Return all lines below containing the word "value".

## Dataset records
....

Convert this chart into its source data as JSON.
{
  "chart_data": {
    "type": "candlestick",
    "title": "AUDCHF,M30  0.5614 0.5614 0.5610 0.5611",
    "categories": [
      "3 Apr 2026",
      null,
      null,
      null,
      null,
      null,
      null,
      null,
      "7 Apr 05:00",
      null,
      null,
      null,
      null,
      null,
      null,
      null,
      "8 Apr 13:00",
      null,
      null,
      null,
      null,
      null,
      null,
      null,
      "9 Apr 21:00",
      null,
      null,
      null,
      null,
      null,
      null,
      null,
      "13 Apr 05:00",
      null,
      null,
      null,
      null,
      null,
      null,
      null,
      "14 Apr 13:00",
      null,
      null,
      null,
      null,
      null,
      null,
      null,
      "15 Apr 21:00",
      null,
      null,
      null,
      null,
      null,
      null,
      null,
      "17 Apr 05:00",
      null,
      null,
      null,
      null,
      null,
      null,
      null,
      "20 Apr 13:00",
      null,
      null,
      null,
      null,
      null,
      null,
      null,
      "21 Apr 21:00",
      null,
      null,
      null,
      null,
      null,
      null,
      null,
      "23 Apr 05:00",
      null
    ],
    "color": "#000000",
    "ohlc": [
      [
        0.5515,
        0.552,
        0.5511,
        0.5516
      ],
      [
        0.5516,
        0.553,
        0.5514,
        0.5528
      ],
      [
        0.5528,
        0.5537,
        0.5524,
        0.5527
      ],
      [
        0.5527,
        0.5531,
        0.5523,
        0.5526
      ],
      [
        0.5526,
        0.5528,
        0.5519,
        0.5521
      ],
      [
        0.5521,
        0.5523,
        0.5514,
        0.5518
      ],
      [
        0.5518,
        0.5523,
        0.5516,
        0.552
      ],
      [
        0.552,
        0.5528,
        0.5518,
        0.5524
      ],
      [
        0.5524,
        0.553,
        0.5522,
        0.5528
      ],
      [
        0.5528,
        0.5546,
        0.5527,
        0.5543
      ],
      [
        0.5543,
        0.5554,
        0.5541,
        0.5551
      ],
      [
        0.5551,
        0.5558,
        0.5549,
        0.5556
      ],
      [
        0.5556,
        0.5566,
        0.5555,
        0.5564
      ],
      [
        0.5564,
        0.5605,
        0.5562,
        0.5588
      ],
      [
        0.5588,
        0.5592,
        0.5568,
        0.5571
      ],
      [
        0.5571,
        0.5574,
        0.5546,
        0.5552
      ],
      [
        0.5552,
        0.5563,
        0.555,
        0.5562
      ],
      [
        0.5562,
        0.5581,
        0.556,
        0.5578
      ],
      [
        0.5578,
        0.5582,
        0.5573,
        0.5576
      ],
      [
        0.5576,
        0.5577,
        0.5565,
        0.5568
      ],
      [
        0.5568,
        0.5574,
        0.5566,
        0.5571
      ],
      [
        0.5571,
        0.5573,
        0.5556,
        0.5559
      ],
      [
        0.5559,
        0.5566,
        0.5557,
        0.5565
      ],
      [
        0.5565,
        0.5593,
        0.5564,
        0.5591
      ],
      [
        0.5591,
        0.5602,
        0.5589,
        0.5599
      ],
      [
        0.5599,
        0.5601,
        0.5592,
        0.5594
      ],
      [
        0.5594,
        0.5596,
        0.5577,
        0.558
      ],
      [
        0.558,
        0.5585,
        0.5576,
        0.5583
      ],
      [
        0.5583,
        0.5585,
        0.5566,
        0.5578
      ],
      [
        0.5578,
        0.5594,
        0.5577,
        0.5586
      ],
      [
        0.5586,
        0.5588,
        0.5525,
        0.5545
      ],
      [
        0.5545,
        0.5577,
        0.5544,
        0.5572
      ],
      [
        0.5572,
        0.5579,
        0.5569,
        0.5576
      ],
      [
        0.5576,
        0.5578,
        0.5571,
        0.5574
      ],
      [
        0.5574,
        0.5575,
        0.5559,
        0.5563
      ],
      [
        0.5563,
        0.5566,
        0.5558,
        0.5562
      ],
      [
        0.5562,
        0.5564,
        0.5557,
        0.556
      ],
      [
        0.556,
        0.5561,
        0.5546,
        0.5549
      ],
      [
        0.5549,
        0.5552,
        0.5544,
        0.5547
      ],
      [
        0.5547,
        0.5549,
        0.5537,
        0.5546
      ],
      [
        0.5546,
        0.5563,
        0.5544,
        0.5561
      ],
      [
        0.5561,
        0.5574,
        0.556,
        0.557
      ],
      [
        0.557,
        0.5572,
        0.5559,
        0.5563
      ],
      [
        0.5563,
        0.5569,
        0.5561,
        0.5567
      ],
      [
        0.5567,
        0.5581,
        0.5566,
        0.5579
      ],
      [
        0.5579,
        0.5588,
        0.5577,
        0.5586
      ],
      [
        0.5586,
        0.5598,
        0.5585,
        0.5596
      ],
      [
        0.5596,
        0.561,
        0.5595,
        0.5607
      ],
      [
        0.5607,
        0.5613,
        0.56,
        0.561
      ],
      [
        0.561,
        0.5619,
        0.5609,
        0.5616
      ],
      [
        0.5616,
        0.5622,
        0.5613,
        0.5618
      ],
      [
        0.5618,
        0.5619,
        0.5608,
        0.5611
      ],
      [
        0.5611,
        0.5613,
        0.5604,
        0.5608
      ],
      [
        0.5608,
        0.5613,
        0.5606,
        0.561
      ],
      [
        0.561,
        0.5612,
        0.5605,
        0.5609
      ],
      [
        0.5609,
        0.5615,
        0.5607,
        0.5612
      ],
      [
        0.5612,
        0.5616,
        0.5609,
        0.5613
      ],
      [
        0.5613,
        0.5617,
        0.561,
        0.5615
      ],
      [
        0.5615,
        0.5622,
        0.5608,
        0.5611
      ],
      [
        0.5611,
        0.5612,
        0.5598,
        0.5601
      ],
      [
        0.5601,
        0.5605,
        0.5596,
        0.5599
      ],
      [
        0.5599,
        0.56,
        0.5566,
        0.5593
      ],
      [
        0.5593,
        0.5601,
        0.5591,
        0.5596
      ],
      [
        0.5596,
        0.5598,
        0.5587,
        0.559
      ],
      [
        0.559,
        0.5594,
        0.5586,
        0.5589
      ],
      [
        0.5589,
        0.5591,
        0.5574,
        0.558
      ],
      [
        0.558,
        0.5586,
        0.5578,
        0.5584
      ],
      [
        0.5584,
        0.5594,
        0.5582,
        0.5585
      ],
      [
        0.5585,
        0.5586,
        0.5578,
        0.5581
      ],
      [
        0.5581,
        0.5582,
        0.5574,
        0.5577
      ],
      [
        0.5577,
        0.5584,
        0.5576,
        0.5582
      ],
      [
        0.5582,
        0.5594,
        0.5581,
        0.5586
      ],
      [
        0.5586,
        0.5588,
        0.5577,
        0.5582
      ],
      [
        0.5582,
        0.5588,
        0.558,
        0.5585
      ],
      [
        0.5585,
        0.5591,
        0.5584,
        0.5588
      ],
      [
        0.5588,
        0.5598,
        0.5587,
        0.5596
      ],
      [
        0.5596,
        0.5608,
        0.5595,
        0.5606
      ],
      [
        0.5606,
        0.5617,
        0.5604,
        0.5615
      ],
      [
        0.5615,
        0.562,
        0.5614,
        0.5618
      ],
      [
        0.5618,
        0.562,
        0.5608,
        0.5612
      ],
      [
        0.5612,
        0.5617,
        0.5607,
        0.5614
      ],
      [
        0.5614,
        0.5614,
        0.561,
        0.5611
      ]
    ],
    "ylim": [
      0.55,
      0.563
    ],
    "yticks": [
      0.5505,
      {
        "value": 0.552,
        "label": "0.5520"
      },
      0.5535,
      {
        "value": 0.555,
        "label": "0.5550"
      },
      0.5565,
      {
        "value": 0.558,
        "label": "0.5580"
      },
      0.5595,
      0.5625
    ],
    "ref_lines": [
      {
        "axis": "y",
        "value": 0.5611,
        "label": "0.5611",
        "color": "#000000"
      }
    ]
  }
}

....

## Result
        "value": 0.552,
        "value": 0.555,
        "value": 0.558,
        "value": 0.5611,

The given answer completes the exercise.